Visual layout annotation data:
— Start —
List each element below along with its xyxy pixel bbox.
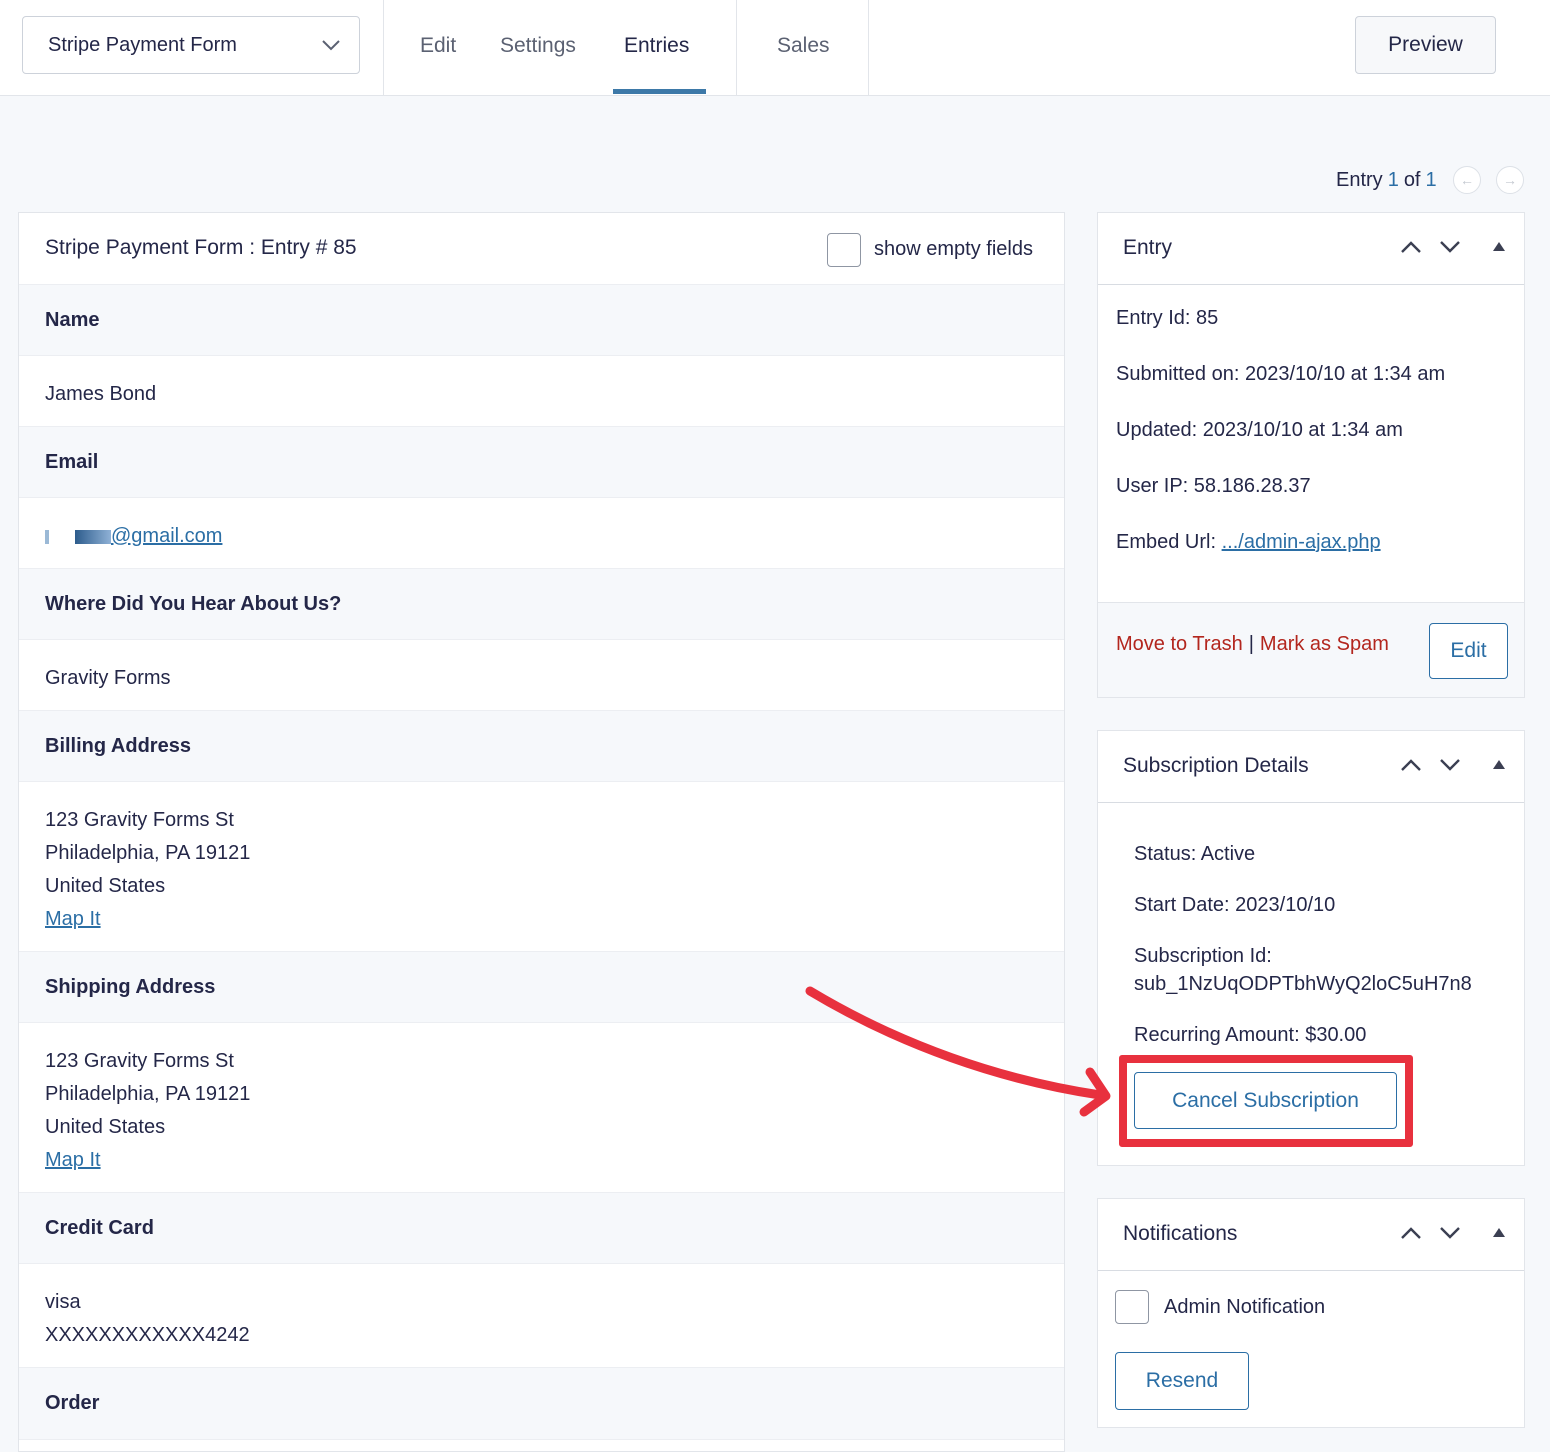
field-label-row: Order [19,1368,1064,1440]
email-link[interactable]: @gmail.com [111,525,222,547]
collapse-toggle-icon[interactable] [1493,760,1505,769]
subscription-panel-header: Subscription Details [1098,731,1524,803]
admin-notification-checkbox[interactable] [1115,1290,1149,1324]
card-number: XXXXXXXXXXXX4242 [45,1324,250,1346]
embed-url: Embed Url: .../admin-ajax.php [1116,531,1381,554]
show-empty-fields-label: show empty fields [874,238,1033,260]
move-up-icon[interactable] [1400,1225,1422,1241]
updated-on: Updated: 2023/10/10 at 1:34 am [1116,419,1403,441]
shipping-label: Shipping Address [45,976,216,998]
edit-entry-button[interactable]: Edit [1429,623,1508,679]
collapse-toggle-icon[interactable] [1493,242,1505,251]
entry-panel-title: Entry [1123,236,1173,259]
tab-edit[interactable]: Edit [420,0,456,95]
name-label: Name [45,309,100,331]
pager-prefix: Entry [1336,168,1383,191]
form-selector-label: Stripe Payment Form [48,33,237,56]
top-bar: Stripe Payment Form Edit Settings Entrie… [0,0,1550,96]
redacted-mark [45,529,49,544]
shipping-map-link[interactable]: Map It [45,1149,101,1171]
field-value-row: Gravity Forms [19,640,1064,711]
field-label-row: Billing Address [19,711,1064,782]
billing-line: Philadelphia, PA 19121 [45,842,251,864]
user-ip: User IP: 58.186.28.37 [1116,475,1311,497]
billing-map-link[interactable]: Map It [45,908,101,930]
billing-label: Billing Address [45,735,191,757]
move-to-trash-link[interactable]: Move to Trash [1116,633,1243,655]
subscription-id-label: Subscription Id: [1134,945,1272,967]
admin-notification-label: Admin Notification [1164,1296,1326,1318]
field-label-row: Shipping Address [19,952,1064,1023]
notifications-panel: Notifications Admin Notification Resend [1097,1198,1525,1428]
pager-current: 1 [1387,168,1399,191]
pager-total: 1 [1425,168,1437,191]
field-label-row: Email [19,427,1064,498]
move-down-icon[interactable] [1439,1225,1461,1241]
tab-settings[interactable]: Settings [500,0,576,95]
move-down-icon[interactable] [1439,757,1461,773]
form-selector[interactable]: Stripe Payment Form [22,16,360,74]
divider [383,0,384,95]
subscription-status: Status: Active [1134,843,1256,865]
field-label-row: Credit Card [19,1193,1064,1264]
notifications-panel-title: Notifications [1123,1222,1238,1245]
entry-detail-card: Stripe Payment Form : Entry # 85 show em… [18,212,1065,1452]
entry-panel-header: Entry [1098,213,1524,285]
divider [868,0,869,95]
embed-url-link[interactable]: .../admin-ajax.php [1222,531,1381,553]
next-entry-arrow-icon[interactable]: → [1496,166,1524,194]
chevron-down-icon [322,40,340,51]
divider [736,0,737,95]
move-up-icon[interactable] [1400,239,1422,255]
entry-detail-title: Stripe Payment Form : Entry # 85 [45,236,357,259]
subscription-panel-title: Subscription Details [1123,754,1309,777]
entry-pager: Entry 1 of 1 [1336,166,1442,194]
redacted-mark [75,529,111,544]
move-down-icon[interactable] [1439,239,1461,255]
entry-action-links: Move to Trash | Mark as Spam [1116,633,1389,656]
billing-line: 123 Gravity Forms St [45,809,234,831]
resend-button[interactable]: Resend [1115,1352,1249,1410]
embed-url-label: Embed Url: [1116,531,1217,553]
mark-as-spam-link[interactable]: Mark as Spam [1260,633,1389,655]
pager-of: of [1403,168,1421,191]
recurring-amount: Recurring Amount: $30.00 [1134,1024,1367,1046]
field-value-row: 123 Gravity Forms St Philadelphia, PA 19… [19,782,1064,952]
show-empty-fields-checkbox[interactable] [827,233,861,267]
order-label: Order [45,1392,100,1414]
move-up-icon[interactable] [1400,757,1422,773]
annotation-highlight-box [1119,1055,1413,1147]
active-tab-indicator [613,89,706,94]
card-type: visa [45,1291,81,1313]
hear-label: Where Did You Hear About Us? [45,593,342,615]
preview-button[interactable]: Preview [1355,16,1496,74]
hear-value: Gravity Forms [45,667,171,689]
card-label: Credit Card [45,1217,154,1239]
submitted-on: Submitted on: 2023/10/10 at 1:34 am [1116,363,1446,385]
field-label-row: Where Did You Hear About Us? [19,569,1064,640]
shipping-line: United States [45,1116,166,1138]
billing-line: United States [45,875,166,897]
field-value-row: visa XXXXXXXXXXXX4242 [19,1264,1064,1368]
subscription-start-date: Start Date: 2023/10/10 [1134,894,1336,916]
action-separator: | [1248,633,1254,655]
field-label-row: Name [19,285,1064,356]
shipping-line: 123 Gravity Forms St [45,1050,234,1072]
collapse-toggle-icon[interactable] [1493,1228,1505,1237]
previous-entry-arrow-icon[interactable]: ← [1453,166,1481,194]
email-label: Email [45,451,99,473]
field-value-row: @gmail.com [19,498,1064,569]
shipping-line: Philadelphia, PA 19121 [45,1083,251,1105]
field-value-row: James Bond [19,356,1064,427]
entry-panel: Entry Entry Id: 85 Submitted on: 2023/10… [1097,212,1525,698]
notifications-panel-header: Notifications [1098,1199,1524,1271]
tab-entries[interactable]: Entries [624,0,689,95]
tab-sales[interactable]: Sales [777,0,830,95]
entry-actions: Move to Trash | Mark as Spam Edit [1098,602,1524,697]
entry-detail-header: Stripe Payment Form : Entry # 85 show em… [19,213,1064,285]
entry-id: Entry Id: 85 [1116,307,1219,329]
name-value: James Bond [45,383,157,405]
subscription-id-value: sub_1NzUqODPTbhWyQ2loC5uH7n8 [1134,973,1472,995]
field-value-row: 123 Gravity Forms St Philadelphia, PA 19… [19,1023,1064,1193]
— End —
> TASK TO CARRY OUT:
Retype the lines from "field-label-row: Order [19,1368,1064,1440]" through "show-empty-fields-label: show empty" without any changes.

> WRITTEN SOLUTION:
field-label-row: Order [19,1368,1064,1440]
email-link[interactable]: @gmail.com [111,525,222,547]
collapse-toggle-icon[interactable] [1493,760,1505,769]
subscription-panel-header: Subscription Details [1098,731,1524,803]
admin-notification-checkbox[interactable] [1115,1290,1149,1324]
card-number: XXXXXXXXXXXX4242 [45,1324,250,1346]
embed-url: Embed Url: .../admin-ajax.php [1116,531,1381,554]
show-empty-fields-label: show empty fields [874,238,1033,260]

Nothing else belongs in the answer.